[Stored dataset items]
>> START

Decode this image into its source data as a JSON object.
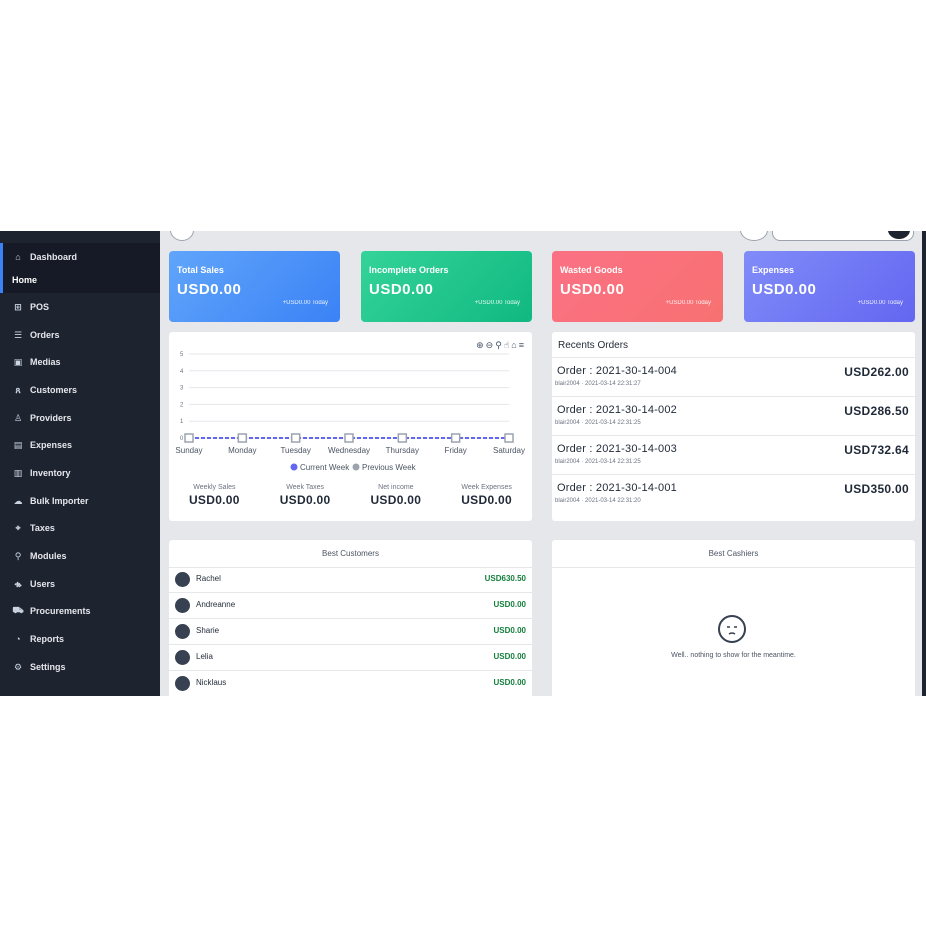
{
  "sidebar": {
    "dashboard": "Dashboard",
    "home": "Home",
    "items": [
      {
        "label": "POS",
        "icon": "cart-icon"
      },
      {
        "label": "Orders",
        "icon": "list-icon"
      },
      {
        "label": "Medias",
        "icon": "image-icon"
      },
      {
        "label": "Customers",
        "icon": "users-icon"
      },
      {
        "label": "Providers",
        "icon": "user-icon"
      },
      {
        "label": "Expenses",
        "icon": "money-icon"
      },
      {
        "label": "Inventory",
        "icon": "box-icon"
      },
      {
        "label": "Bulk Importer",
        "icon": "cloud-upload-icon"
      },
      {
        "label": "Taxes",
        "icon": "tag-icon"
      },
      {
        "label": "Modules",
        "icon": "plug-icon"
      },
      {
        "label": "Users",
        "icon": "user-group-icon"
      },
      {
        "label": "Procurements",
        "icon": "truck-icon"
      },
      {
        "label": "Reports",
        "icon": "chart-icon"
      },
      {
        "label": "Settings",
        "icon": "gear-icon"
      }
    ]
  },
  "cards": [
    {
      "label": "Total Sales",
      "value": "USD0.00",
      "sub": "+USD0.00 Today"
    },
    {
      "label": "Incomplete Orders",
      "value": "USD0.00",
      "sub": "+USD0.00 Today"
    },
    {
      "label": "Wasted Goods",
      "value": "USD0.00",
      "sub": "+USD0.00 Today"
    },
    {
      "label": "Expenses",
      "value": "USD0.00",
      "sub": "+USD0.00 Today"
    }
  ],
  "chart_data": {
    "type": "line",
    "categories": [
      "Sunday",
      "Monday",
      "Tuesday",
      "Wednesday",
      "Thursday",
      "Friday",
      "Saturday"
    ],
    "series": [
      {
        "name": "Current Week",
        "values": [
          0,
          0,
          0,
          0,
          0,
          0,
          0
        ],
        "color": "#6366f1"
      },
      {
        "name": "Previous Week",
        "values": [
          0,
          0,
          0,
          0,
          0,
          0,
          0
        ],
        "color": "#9ca3af"
      }
    ],
    "yticks": [
      "5",
      "4",
      "3",
      "2",
      "1",
      "0"
    ],
    "ylim": [
      0,
      5
    ],
    "legend_position": "bottom",
    "grid": true
  },
  "chart_stats": [
    {
      "title": "Weekly Sales",
      "value": "USD0.00"
    },
    {
      "title": "Week Taxes",
      "value": "USD0.00"
    },
    {
      "title": "Net income",
      "value": "USD0.00"
    },
    {
      "title": "Week Expenses",
      "value": "USD0.00"
    }
  ],
  "recent_orders": {
    "title": "Recents Orders",
    "rows": [
      {
        "order": "Order : 2021-30-14-004",
        "meta": "blair2004 · 2021-03-14 22:31:27",
        "amount": "USD262.00"
      },
      {
        "order": "Order : 2021-30-14-002",
        "meta": "blair2004 · 2021-03-14 22:31:25",
        "amount": "USD286.50"
      },
      {
        "order": "Order : 2021-30-14-003",
        "meta": "blair2004 · 2021-03-14 22:31:25",
        "amount": "USD732.64"
      },
      {
        "order": "Order : 2021-30-14-001",
        "meta": "blair2004 · 2021-03-14 22:31:20",
        "amount": "USD350.00"
      }
    ]
  },
  "best_customers": {
    "title": "Best Customers",
    "rows": [
      {
        "name": "Rachel",
        "amount": "USD630.50"
      },
      {
        "name": "Andreanne",
        "amount": "USD0.00"
      },
      {
        "name": "Sharie",
        "amount": "USD0.00"
      },
      {
        "name": "Lelia",
        "amount": "USD0.00"
      },
      {
        "name": "Nicklaus",
        "amount": "USD0.00"
      }
    ]
  },
  "best_cashiers": {
    "title": "Best Cashiers",
    "empty_message": "Well.. nothing to show for the meantime."
  }
}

>> END

What to produce:
Pictures are excluded; repeat every record exactly.

Output of the task:
Decode this image into its source data as a JSON object.
{
  "sidebar": {
    "dashboard": "Dashboard",
    "home": "Home",
    "items": [
      {
        "label": "POS",
        "icon": "cart-icon"
      },
      {
        "label": "Orders",
        "icon": "list-icon"
      },
      {
        "label": "Medias",
        "icon": "image-icon"
      },
      {
        "label": "Customers",
        "icon": "users-icon"
      },
      {
        "label": "Providers",
        "icon": "user-icon"
      },
      {
        "label": "Expenses",
        "icon": "money-icon"
      },
      {
        "label": "Inventory",
        "icon": "box-icon"
      },
      {
        "label": "Bulk Importer",
        "icon": "cloud-upload-icon"
      },
      {
        "label": "Taxes",
        "icon": "tag-icon"
      },
      {
        "label": "Modules",
        "icon": "plug-icon"
      },
      {
        "label": "Users",
        "icon": "user-group-icon"
      },
      {
        "label": "Procurements",
        "icon": "truck-icon"
      },
      {
        "label": "Reports",
        "icon": "chart-icon"
      },
      {
        "label": "Settings",
        "icon": "gear-icon"
      }
    ]
  },
  "cards": [
    {
      "label": "Total Sales",
      "value": "USD0.00",
      "sub": "+USD0.00 Today"
    },
    {
      "label": "Incomplete Orders",
      "value": "USD0.00",
      "sub": "+USD0.00 Today"
    },
    {
      "label": "Wasted Goods",
      "value": "USD0.00",
      "sub": "+USD0.00 Today"
    },
    {
      "label": "Expenses",
      "value": "USD0.00",
      "sub": "+USD0.00 Today"
    }
  ],
  "chart_data": {
    "type": "line",
    "categories": [
      "Sunday",
      "Monday",
      "Tuesday",
      "Wednesday",
      "Thursday",
      "Friday",
      "Saturday"
    ],
    "series": [
      {
        "name": "Current Week",
        "values": [
          0,
          0,
          0,
          0,
          0,
          0,
          0
        ],
        "color": "#6366f1"
      },
      {
        "name": "Previous Week",
        "values": [
          0,
          0,
          0,
          0,
          0,
          0,
          0
        ],
        "color": "#9ca3af"
      }
    ],
    "yticks": [
      "5",
      "4",
      "3",
      "2",
      "1",
      "0"
    ],
    "ylim": [
      0,
      5
    ],
    "legend_position": "bottom",
    "grid": true
  },
  "chart_stats": [
    {
      "title": "Weekly Sales",
      "value": "USD0.00"
    },
    {
      "title": "Week Taxes",
      "value": "USD0.00"
    },
    {
      "title": "Net income",
      "value": "USD0.00"
    },
    {
      "title": "Week Expenses",
      "value": "USD0.00"
    }
  ],
  "recent_orders": {
    "title": "Recents Orders",
    "rows": [
      {
        "order": "Order : 2021-30-14-004",
        "meta": "blair2004 · 2021-03-14 22:31:27",
        "amount": "USD262.00"
      },
      {
        "order": "Order : 2021-30-14-002",
        "meta": "blair2004 · 2021-03-14 22:31:25",
        "amount": "USD286.50"
      },
      {
        "order": "Order : 2021-30-14-003",
        "meta": "blair2004 · 2021-03-14 22:31:25",
        "amount": "USD732.64"
      },
      {
        "order": "Order : 2021-30-14-001",
        "meta": "blair2004 · 2021-03-14 22:31:20",
        "amount": "USD350.00"
      }
    ]
  },
  "best_customers": {
    "title": "Best Customers",
    "rows": [
      {
        "name": "Rachel",
        "amount": "USD630.50"
      },
      {
        "name": "Andreanne",
        "amount": "USD0.00"
      },
      {
        "name": "Sharie",
        "amount": "USD0.00"
      },
      {
        "name": "Lelia",
        "amount": "USD0.00"
      },
      {
        "name": "Nicklaus",
        "amount": "USD0.00"
      }
    ]
  },
  "best_cashiers": {
    "title": "Best Cashiers",
    "empty_message": "Well.. nothing to show for the meantime."
  }
}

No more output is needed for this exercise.